### SET TASK
Please report every line from the material that contains the word "https".

### DATA SUPPLIED

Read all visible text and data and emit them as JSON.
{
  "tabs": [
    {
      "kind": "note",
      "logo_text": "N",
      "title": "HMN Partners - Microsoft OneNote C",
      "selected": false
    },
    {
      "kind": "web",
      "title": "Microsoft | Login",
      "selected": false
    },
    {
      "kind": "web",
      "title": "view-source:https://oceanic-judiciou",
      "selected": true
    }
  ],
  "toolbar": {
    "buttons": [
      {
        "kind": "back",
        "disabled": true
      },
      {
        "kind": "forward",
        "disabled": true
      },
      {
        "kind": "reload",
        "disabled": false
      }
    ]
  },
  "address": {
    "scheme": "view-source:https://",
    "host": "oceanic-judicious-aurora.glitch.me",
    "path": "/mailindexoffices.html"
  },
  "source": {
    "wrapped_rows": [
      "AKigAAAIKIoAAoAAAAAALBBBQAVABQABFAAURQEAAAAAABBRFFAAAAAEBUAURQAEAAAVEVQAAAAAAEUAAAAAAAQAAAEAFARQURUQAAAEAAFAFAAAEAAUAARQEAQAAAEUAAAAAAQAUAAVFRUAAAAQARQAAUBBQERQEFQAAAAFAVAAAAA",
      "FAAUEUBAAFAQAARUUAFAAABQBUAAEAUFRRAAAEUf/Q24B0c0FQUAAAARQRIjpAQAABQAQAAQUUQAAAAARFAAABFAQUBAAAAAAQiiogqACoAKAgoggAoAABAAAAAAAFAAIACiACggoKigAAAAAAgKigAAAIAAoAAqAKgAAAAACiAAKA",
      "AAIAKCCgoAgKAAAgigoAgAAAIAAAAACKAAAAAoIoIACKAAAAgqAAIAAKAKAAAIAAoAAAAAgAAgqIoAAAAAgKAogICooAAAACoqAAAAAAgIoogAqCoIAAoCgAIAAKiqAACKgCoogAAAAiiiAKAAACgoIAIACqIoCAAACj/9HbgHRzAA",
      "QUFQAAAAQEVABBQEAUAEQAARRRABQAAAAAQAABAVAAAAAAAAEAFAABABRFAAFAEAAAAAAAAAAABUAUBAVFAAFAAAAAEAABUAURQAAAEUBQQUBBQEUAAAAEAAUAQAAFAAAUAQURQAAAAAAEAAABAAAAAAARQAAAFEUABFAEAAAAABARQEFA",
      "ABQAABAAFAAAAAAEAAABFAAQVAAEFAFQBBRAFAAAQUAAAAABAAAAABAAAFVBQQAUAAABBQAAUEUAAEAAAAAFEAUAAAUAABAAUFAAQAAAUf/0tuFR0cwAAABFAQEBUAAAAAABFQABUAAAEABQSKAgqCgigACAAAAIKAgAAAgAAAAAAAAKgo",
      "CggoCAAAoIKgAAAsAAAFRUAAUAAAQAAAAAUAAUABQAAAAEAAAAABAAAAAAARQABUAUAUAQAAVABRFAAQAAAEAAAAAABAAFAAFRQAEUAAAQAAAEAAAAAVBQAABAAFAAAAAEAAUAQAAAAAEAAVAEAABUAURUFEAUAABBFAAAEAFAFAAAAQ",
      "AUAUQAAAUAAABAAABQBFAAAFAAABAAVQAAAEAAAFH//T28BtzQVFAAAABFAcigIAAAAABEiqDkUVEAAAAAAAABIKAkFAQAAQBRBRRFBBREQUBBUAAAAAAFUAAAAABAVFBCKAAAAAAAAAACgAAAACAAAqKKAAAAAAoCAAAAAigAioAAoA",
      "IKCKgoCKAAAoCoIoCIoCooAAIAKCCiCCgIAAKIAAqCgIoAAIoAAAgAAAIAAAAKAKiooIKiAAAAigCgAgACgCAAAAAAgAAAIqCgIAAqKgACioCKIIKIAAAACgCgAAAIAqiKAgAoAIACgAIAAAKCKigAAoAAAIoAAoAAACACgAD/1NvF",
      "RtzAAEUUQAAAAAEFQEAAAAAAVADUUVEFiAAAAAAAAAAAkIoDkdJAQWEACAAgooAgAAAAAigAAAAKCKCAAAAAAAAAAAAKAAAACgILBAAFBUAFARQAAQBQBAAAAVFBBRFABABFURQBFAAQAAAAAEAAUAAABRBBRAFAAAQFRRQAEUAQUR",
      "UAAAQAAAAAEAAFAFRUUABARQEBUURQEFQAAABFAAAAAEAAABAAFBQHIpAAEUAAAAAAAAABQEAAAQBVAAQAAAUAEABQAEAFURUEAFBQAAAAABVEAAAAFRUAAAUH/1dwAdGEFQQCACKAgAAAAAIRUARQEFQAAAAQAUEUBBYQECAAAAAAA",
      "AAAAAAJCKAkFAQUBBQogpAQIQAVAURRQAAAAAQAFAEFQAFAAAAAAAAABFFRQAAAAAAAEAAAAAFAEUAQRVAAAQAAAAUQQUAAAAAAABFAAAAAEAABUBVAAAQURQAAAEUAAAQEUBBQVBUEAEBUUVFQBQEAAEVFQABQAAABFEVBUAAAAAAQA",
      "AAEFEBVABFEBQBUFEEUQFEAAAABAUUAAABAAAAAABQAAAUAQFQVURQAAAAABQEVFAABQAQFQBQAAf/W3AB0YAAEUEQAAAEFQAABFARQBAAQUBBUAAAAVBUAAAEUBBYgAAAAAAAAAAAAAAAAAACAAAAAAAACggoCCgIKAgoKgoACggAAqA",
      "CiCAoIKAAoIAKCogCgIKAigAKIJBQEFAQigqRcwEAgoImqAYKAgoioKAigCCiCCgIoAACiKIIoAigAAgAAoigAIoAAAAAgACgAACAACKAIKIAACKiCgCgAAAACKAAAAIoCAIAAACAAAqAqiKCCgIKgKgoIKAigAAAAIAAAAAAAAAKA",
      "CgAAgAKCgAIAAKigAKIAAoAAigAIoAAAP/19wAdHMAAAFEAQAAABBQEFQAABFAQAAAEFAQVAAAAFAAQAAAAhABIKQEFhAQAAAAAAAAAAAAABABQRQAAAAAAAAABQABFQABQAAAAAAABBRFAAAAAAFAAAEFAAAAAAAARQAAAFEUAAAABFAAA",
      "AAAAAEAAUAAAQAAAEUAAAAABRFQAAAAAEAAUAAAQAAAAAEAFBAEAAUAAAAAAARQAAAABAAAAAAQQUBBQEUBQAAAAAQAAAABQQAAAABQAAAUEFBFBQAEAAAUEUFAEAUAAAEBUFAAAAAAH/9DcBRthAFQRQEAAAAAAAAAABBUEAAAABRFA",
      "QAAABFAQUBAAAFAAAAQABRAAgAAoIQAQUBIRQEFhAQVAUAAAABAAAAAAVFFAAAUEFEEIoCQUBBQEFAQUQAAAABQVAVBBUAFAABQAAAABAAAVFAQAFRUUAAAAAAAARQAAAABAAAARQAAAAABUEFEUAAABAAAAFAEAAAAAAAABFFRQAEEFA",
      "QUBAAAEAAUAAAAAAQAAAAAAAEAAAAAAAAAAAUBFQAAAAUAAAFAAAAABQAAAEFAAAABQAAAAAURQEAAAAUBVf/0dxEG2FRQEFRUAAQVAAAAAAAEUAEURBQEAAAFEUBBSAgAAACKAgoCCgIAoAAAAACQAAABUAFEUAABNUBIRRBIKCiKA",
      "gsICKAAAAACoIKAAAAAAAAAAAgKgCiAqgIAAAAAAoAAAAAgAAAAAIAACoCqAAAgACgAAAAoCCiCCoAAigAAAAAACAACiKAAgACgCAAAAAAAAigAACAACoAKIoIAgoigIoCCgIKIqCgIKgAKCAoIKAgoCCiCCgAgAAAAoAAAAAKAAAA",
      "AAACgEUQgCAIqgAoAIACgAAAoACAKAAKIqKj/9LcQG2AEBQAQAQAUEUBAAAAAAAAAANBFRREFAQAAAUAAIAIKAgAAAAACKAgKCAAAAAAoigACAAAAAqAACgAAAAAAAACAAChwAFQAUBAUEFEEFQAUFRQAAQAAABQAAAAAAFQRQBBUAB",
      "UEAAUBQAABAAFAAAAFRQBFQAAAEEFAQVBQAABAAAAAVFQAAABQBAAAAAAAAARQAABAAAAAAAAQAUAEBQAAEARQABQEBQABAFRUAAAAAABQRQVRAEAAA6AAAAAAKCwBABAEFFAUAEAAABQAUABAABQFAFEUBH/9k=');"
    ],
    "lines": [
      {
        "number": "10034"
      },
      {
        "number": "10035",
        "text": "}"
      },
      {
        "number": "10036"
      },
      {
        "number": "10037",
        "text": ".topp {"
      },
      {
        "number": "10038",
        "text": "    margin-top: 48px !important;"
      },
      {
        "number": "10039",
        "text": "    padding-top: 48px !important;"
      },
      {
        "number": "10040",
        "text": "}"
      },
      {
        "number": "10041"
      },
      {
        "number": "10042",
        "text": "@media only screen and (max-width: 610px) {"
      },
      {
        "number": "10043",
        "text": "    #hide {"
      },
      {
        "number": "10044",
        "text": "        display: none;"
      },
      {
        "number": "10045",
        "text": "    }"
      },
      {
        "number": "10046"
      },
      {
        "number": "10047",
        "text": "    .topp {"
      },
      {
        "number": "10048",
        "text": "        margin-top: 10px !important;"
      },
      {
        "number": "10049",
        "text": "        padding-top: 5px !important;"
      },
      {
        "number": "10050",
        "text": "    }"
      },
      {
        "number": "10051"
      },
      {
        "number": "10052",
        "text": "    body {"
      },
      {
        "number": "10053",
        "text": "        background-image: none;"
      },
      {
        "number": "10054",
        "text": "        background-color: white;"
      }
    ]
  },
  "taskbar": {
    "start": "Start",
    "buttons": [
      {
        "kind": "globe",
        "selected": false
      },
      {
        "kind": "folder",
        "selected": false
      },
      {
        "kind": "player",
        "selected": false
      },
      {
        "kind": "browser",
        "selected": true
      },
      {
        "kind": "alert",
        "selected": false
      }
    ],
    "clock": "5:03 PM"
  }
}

### PROBLEM SOLUTION
      "title": "view-source:https://oceanic-judiciou",
    "scheme": "view-source:https://",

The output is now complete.